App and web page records
== Segment start ==

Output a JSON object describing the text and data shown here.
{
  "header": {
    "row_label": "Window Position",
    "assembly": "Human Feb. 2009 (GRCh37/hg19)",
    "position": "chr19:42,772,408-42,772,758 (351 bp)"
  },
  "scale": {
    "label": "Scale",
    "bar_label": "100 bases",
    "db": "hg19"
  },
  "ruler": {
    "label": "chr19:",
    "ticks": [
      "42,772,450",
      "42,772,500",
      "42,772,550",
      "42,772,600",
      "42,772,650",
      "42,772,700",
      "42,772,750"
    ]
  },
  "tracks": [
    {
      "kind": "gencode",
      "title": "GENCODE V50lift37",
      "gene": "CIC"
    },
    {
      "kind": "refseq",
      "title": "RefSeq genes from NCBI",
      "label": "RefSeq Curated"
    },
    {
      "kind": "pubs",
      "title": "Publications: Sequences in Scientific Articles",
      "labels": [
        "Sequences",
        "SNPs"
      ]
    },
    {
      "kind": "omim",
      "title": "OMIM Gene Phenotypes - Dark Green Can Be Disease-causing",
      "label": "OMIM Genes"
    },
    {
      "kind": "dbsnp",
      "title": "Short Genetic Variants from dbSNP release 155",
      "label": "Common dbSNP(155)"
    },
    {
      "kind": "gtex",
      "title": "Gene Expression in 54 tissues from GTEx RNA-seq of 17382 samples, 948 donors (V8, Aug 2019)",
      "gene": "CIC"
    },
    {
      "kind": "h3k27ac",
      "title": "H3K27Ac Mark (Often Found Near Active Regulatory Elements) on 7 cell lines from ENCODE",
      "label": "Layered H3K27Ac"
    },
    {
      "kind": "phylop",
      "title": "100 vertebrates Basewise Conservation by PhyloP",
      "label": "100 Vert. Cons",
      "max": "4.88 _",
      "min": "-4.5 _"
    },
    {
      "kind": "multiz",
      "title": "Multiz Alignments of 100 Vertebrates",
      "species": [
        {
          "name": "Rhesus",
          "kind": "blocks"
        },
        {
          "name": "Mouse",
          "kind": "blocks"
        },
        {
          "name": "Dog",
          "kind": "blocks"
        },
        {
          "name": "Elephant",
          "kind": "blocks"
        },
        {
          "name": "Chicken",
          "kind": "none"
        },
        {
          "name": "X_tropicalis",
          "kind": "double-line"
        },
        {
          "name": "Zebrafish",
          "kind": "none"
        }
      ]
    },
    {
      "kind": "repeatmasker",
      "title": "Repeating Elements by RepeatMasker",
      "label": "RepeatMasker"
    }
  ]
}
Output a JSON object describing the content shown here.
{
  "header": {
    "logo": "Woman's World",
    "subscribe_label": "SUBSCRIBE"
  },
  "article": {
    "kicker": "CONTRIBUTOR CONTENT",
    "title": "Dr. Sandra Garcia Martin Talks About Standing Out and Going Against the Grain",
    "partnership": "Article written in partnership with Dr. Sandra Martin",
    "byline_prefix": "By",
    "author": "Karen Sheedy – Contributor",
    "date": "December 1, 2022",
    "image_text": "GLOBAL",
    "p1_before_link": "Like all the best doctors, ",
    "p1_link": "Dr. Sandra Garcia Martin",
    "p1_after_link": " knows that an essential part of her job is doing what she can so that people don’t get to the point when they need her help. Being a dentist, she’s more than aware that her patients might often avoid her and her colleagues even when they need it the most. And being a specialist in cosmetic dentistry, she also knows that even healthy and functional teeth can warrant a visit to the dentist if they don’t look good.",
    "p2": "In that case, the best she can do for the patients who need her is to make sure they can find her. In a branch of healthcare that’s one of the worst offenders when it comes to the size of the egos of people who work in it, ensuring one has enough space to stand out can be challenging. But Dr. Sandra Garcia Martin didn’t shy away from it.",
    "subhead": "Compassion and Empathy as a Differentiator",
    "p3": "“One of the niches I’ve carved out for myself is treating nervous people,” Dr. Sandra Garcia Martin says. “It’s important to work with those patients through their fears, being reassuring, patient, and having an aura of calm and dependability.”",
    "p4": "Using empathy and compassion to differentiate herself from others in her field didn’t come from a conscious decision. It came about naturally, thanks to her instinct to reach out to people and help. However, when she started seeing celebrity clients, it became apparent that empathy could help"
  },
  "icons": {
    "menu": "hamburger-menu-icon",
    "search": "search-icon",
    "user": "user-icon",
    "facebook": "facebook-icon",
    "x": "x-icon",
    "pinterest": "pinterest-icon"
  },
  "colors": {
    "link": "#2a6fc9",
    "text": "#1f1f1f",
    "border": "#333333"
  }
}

== Segment end ==

Action item
Repeat the data above. Change nothing.

Completed task
Output a JSON object describing the text and data shown here.
{
  "header": {
    "row_label": "Window Position",
    "assembly": "Human Feb. 2009 (GRCh37/hg19)",
    "position": "chr19:42,772,408-42,772,758 (351 bp)"
  },
  "scale": {
    "label": "Scale",
    "bar_label": "100 bases",
    "db": "hg19"
  },
  "ruler": {
    "label": "chr19:",
    "ticks": [
      "42,772,450",
      "42,772,500",
      "42,772,550",
      "42,772,600",
      "42,772,650",
      "42,772,700",
      "42,772,750"
    ]
  },
  "tracks": [
    {
      "kind": "gencode",
      "title": "GENCODE V50lift37",
      "gene": "CIC"
    },
    {
      "kind": "refseq",
      "title": "RefSeq genes from NCBI",
      "label": "RefSeq Curated"
    },
    {
      "kind": "pubs",
      "title": "Publications: Sequences in Scientific Articles",
      "labels": [
        "Sequences",
        "SNPs"
      ]
    },
    {
      "kind": "omim",
      "title": "OMIM Gene Phenotypes - Dark Green Can Be Disease-causing",
      "label": "OMIM Genes"
    },
    {
      "kind": "dbsnp",
      "title": "Short Genetic Variants from dbSNP release 155",
      "label": "Common dbSNP(155)"
    },
    {
      "kind": "gtex",
      "title": "Gene Expression in 54 tissues from GTEx RNA-seq of 17382 samples, 948 donors (V8, Aug 2019)",
      "gene": "CIC"
    },
    {
      "kind": "h3k27ac",
      "title": "H3K27Ac Mark (Often Found Near Active Regulatory Elements) on 7 cell lines from ENCODE",
      "label": "Layered H3K27Ac"
    },
    {
      "kind": "phylop",
      "title": "100 vertebrates Basewise Conservation by PhyloP",
      "label": "100 Vert. Cons",
      "max": "4.88 _",
      "min": "-4.5 _"
    },
    {
      "kind": "multiz",
      "title": "Multiz Alignments of 100 Vertebrates",
      "species": [
        {
          "name": "Rhesus",
          "kind": "blocks"
        },
        {
          "name": "Mouse",
          "kind": "blocks"
        },
        {
          "name": "Dog",
          "kind": "blocks"
        },
        {
          "name": "Elephant",
          "kind": "blocks"
        },
        {
          "name": "Chicken",
          "kind": "none"
        },
        {
          "name": "X_tropicalis",
          "kind": "double-line"
        },
        {
          "name": "Zebrafish",
          "kind": "none"
        }
      ]
    },
    {
      "kind": "repeatmasker",
      "title": "Repeating Elements by RepeatMasker",
      "label": "RepeatMasker"
    }
  ]
}
Output a JSON object describing the content shown here.
{
  "header": {
    "logo": "Woman's World",
    "subscribe_label": "SUBSCRIBE"
  },
  "article": {
    "kicker": "CONTRIBUTOR CONTENT",
    "title": "Dr. Sandra Garcia Martin Talks About Standing Out and Going Against the Grain",
    "partnership": "Article written in partnership with Dr. Sandra Martin",
    "byline_prefix": "By",
    "author": "Karen Sheedy – Contributor",
    "date": "December 1, 2022",
    "image_text": "GLOBAL",
    "p1_before_link": "Like all the best doctors, ",
    "p1_link": "Dr. Sandra Garcia Martin",
    "p1_after_link": " knows that an essential part of her job is doing what she can so that people don’t get to the point when they need her help. Being a dentist, she’s more than aware that her patients might often avoid her and her colleagues even when they need it the most. And being a specialist in cosmetic dentistry, she also knows that even healthy and functional teeth can warrant a visit to the dentist if they don’t look good.",
    "p2": "In that case, the best she can do for the patients who need her is to make sure they can find her. In a branch of healthcare that’s one of the worst offenders when it comes to the size of the egos of people who work in it, ensuring one has enough space to stand out can be challenging. But Dr. Sandra Garcia Martin didn’t shy away from it.",
    "subhead": "Compassion and Empathy as a Differentiator",
    "p3": "“One of the niches I’ve carved out for myself is treating nervous people,” Dr. Sandra Garcia Martin says. “It’s important to work with those patients through their fears, being reassuring, patient, and having an aura of calm and dependability.”",
    "p4": "Using empathy and compassion to differentiate herself from others in her field didn’t come from a conscious decision. It came about naturally, thanks to her instinct to reach out to people and help. However, when she started seeing celebrity clients, it became apparent that empathy could help"
  },
  "icons": {
    "menu": "hamburger-menu-icon",
    "search": "search-icon",
    "user": "user-icon",
    "facebook": "facebook-icon",
    "x": "x-icon",
    "pinterest": "pinterest-icon"
  },
  "colors": {
    "link": "#2a6fc9",
    "text": "#1f1f1f",
    "border": "#333333"
  }
}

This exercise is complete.